[Collected data entries]

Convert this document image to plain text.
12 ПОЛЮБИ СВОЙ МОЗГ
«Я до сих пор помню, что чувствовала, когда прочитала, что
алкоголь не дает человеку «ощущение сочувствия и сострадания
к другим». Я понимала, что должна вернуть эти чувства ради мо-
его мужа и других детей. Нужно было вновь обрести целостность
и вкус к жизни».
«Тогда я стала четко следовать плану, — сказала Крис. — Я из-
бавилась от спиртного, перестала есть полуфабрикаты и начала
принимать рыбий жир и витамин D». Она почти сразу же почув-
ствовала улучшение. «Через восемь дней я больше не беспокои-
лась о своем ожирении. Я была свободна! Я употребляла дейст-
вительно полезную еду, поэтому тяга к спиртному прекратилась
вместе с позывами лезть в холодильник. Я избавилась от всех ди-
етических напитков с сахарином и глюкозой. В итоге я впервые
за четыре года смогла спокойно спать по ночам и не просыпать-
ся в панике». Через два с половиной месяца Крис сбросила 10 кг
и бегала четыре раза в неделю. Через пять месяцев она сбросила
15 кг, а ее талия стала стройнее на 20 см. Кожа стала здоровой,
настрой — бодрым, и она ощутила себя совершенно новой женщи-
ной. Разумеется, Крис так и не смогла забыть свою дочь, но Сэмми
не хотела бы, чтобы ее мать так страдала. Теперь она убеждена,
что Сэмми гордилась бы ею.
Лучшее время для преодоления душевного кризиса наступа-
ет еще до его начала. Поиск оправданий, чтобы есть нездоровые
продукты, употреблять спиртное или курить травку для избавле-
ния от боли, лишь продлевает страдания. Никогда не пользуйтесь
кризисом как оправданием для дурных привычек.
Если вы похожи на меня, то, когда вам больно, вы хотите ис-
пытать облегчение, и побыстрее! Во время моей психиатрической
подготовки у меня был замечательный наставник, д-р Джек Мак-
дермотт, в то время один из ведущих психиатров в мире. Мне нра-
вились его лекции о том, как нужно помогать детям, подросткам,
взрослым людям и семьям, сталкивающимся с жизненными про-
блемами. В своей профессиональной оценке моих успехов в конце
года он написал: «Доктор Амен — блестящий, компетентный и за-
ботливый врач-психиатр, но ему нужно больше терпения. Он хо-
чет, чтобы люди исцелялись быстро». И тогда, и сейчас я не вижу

→ GIVEN INSTRUCTION: Gather each line in the data that holds the string "чтобы".

→ FULL ANSWER:
не хотела бы, чтобы ее мать так страдала. Теперь она убеждена,
ет еще до его начала. Поиск оправданий, чтобы есть нездоровые
чет, чтобы люди исцелялись быстро». И тогда, и сейчас я не вижу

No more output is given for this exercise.